_EXERCISE 1_
Find each line in the entries below that contains the word "List" and copy it out. Case counts.

::: EXCERPTED TEXT

From mboxrd@z Thu Jan  1 00:00:00 1970
Return-Path: <linux-btrfs-owner@vger.kernel.org>
Received: from plane.gmane.org ([80.91.229.3]:38824 "EHLO plane.gmane.org"
	rhost-flags-OK-OK-OK-OK) by vger.kernel.org with ESMTP
	id S1754365AbaDKCKB (ORCPT <rfc822;linux-btrfs@vger.kernel.org>);
	Thu, 10 Apr 2014 22:10:01 -0400
Received: from list by plane.gmane.org with local (Exim 4.69)
	(envelope-from <gcfb-btrfs-devel-moved1@m.gmane.org>)
	id 1WYQum-0004A7-5s
	for linux-btrfs@vger.kernel.org; Fri, 11 Apr 2014 04:10:00 +0200
Received: from ip68-231-22-224.ph.ph.cox.net ([68.231.22.224])
        by main.gmane.org with esmtp (Gmexim 0.1 (Debian))
        id 1AlnuQ-0007hv-00
        for <linux-btrfs@vger.kernel.org>; Fri, 11 Apr 2014 04:10:00 +0200
Received: from 1i5t5.duncan by ip68-231-22-224.ph.ph.cox.net with local (Gmexim 0.1 (Debian))
        id 1AlnuQ-0007hv-00
        for <linux-btrfs@vger.kernel.org>; Fri, 11 Apr 2014 04:10:00 +0200
To: linux-btrfs@vger.kernel.org
From: Duncan <1i5t5.duncan@cox.net>
Subject: Re: Filesystem unable to recover from ENOSPC
Date: Fri, 11 Apr 2014 02:09:46 +0000 (UTC)

::::::
::: DATASET CONTENT

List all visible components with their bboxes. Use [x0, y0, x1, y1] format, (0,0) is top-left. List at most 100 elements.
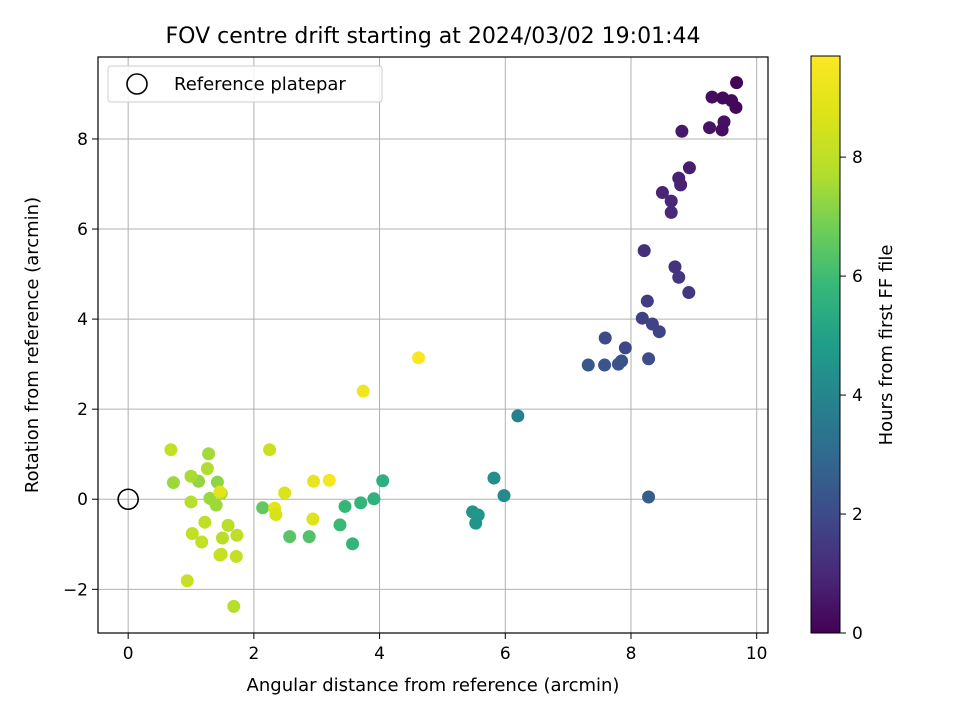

::::::
::: DATASET CONTENT

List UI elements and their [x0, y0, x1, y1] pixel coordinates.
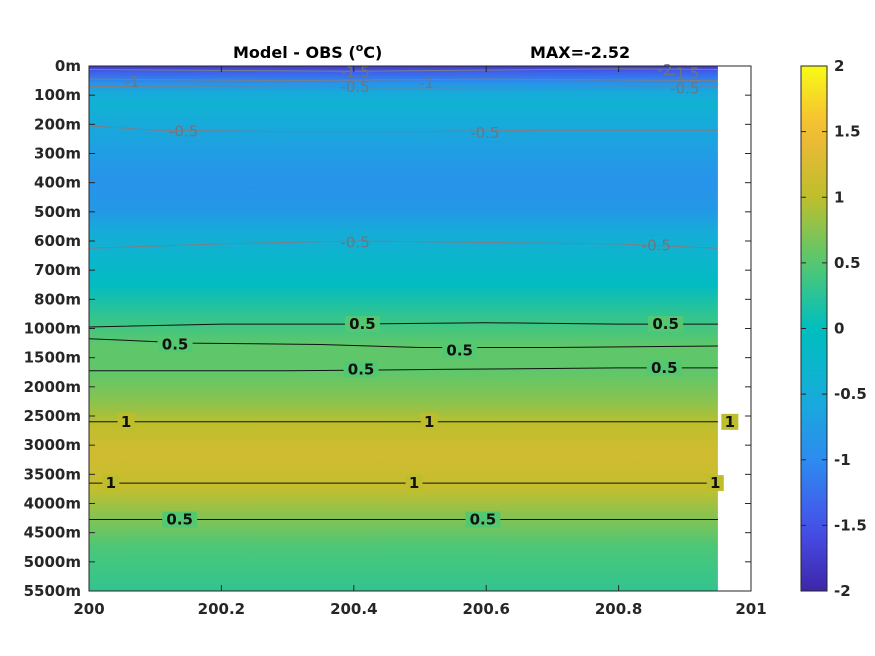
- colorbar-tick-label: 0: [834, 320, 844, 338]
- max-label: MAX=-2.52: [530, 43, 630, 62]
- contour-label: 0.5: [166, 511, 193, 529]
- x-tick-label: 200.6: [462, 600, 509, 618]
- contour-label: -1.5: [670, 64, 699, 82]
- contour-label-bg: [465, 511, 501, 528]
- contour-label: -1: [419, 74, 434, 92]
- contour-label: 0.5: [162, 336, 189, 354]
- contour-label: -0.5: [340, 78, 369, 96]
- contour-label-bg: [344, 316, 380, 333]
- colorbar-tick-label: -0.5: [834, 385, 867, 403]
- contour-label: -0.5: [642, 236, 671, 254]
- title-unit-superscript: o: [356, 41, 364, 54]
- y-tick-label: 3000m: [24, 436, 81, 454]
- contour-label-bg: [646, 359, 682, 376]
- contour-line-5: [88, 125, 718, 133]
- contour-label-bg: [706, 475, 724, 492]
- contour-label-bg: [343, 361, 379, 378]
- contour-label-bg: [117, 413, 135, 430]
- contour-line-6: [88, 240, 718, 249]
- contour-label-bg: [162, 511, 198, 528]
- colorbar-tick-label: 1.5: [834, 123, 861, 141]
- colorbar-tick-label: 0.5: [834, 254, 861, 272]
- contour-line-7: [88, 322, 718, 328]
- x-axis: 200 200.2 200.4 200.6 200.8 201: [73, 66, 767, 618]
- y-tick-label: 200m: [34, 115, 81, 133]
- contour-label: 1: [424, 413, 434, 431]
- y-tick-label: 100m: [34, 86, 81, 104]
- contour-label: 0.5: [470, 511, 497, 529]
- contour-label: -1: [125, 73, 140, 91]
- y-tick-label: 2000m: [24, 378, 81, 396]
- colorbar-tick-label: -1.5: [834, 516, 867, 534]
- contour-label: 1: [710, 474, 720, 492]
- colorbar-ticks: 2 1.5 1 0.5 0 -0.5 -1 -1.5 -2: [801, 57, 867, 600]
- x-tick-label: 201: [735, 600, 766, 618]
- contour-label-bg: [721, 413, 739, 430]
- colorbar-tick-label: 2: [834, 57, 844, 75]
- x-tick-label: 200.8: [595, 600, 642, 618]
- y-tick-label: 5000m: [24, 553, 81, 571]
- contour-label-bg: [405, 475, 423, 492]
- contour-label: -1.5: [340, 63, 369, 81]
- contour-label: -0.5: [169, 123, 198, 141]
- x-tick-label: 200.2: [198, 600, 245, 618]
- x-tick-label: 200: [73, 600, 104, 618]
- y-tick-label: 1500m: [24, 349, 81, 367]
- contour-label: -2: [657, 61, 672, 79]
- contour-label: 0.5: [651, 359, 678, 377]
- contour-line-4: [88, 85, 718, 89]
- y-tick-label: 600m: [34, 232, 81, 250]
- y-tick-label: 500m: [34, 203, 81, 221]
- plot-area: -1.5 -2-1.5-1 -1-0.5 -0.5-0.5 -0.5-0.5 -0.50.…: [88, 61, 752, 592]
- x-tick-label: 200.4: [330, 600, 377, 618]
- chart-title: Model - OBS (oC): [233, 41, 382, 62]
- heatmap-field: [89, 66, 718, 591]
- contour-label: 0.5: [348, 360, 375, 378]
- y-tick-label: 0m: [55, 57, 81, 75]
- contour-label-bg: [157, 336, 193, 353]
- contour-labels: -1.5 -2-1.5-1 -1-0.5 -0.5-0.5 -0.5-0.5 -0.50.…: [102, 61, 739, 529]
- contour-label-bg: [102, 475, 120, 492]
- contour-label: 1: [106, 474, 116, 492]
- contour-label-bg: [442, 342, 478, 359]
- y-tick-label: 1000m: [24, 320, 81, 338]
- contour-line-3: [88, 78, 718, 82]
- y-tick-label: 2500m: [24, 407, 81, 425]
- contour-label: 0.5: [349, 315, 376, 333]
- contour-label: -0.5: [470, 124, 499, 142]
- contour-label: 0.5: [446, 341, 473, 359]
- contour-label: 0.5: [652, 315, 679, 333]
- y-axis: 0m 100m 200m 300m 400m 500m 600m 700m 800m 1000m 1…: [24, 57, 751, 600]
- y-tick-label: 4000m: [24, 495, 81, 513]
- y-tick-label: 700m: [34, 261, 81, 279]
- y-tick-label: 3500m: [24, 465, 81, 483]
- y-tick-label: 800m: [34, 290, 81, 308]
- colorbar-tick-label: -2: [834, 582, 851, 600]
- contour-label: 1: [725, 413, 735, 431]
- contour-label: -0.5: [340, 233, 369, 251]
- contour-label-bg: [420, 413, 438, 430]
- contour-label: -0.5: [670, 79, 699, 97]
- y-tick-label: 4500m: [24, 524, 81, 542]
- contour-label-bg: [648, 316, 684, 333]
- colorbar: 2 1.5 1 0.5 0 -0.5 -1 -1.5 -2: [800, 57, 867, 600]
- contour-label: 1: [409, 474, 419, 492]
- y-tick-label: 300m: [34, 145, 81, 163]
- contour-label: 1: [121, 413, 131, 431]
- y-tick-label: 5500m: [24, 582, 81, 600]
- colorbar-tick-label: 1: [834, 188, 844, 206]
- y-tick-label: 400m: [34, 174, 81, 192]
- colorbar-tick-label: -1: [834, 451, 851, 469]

::::::

_EXERCISE 2_
According to the mail header above, what is the subject line of the message?

_EXPECTED OUTPUT 1_
List all visible components with their bboxes. Use [x0, y0, x1, y1] format, (0,0) is top-left. List at most 100 elements.
List UI elements and their [x0, y0, x1, y1] pixel coordinates.

_EXPECTED OUTPUT 2_
Re: Filesystem unable to recover from ENOSPC